--- Exercise task ---
Give the count of lines in the data that include the string "your", with no added remarks.

--- Given data ---
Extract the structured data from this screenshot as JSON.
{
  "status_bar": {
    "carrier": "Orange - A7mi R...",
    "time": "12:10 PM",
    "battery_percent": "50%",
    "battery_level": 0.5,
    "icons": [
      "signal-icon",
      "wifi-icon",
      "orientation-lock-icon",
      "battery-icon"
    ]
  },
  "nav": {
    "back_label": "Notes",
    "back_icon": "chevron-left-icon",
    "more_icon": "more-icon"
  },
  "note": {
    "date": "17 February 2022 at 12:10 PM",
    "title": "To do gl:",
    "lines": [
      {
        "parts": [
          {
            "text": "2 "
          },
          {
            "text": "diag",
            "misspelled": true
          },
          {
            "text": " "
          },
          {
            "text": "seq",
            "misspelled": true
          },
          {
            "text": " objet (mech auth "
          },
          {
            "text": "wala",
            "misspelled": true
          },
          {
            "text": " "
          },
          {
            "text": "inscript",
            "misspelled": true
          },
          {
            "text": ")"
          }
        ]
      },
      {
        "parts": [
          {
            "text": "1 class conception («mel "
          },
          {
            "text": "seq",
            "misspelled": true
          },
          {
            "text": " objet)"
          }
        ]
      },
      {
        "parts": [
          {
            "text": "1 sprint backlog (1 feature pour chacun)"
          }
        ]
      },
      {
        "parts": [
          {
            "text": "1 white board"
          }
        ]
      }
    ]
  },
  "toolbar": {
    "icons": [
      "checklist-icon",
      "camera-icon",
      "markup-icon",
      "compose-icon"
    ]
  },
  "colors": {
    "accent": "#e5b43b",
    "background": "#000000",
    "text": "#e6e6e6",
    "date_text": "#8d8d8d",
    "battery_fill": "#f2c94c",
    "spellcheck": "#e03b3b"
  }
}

* * *

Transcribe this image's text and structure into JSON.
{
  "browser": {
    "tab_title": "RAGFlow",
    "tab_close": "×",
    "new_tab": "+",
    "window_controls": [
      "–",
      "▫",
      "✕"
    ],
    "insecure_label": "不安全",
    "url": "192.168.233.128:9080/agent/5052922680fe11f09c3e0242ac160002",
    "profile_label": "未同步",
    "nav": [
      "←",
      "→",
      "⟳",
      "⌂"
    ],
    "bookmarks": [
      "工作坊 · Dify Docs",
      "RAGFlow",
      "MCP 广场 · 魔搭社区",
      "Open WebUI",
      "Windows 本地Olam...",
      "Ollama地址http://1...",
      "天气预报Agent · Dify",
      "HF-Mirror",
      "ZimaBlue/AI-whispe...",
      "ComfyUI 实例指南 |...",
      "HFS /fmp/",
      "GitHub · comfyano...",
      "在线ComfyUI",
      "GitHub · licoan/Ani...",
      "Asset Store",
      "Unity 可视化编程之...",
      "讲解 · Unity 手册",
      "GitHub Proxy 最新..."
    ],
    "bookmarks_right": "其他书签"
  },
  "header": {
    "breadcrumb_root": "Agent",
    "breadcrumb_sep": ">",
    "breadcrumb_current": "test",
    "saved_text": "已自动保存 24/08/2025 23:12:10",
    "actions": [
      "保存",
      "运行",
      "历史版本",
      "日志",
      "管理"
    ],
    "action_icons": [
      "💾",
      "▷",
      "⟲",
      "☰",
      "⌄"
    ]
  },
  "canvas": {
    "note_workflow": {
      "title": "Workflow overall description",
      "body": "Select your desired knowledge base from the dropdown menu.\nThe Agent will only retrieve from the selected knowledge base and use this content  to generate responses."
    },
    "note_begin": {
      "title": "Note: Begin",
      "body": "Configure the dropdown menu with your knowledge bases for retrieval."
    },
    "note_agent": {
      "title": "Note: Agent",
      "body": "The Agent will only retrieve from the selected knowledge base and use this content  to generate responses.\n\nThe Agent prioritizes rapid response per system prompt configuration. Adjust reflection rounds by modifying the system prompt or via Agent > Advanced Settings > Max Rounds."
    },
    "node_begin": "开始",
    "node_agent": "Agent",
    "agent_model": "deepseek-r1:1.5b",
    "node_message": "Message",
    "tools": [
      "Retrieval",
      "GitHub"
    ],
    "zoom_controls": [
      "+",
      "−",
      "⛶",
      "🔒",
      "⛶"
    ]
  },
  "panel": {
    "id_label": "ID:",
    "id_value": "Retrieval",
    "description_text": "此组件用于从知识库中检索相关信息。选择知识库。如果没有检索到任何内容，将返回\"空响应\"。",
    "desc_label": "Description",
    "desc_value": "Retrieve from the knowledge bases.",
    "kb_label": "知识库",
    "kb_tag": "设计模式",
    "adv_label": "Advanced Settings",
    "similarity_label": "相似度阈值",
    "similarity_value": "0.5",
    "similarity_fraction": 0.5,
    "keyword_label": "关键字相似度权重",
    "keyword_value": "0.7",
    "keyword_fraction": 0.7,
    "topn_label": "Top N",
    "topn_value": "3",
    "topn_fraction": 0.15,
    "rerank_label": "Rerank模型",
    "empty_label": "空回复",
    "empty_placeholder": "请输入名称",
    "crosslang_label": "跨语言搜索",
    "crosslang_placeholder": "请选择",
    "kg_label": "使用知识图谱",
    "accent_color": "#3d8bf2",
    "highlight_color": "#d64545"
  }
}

--- Problem solution ---
2